§ **REQUEST**
Find and copy each line of the records where the string "государственной" shows up.
####################
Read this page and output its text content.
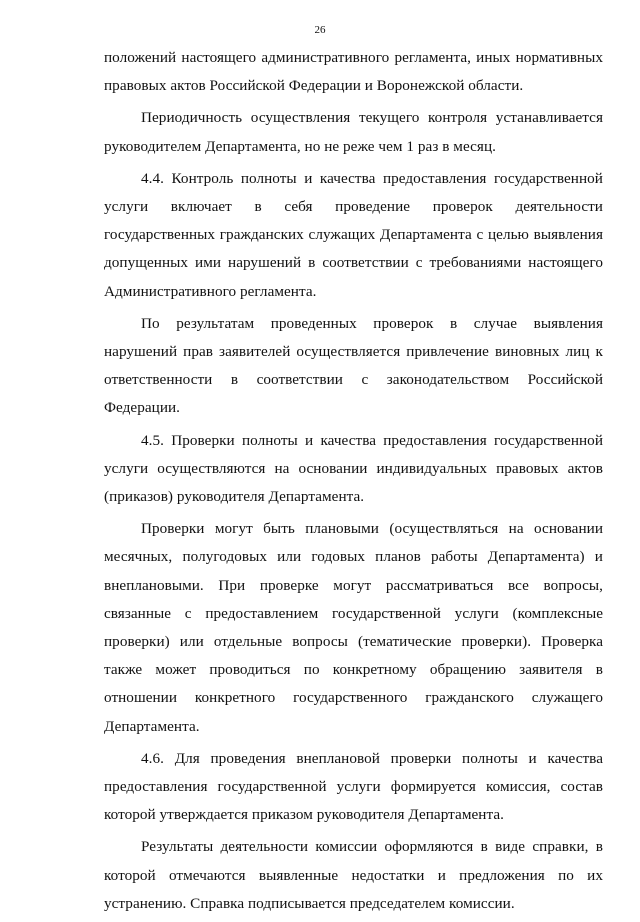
26

положений настоящего административного регламента, иных нормативных правовых актов Российской Федерации и Воронежской области.

Периодичность осуществления текущего контроля устанавливается руководителем Департамента, но не реже чем 1 раз в месяц.

4.4. Контроль полноты и качества предоставления государственной услуги включает в себя проведение проверок деятельности государственных гражданских служащих Департамента с целью выявления допущенных ими нарушений в соответствии с требованиями настоящего Административного регламента.

По результатам проведенных проверок в случае выявления нарушений прав заявителей осуществляется привлечение виновных лиц к ответственности в соответствии с законодательством Российской Федерации.

4.5. Проверки полноты и качества предоставления государственной услуги осуществляются на основании индивидуальных правовых актов (приказов) руководителя Департамента.

Проверки могут быть плановыми (осуществляться на основании месячных, полугодовых или годовых планов работы Департамента) и внеплановыми. При проверке могут рассматриваться все вопросы, связанные с предоставлением государственной услуги (комплексные проверки) или отдельные вопросы (тематические проверки). Проверка также может проводиться по конкретному обращению заявителя в отношении конкретного государственного гражданского служащего Департамента.

4.6. Для проведения внеплановой проверки полноты и качества предоставления государственной услуги формируется комиссия, состав которой утверждается приказом руководителя Департамента.

Результаты деятельности комиссии оформляются в виде справки, в которой отмечаются выявленные недостатки и предложения по их устранению. Справка подписывается председателем комиссии.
####################
§ **WRITTEN ANSWER**
4.4. Контроль полноты и качества предоставления государственной услуги включает в себя проведение проверок деятельности государственных гражданских служащих Департамента с целью выявления допущенных ими нарушений в соответствии с требованиями настоящего Административного регламента.
4.5. Проверки полноты и качества предоставления государственной услуги осуществляются на основании индивидуальных правовых актов (приказов) руководителя Департамента.
Проверки могут быть плановыми (осуществляться на основании месячных, полугодовых или годовых планов работы Департамента) и внеплановыми. При проверке могут рассматриваться все вопросы, связанные с предоставлением государственной услуги (комплексные проверки) или отдельные вопросы (тематические проверки). Проверка также может проводиться по конкретному обращению заявителя в отношении конкретного государственного гражданского служащего Департамента.
4.6. Для проведения внеплановой проверки полноты и качества предоставления государственной услуги формируется комиссия, состав которой утверждается приказом руководителя Департамента.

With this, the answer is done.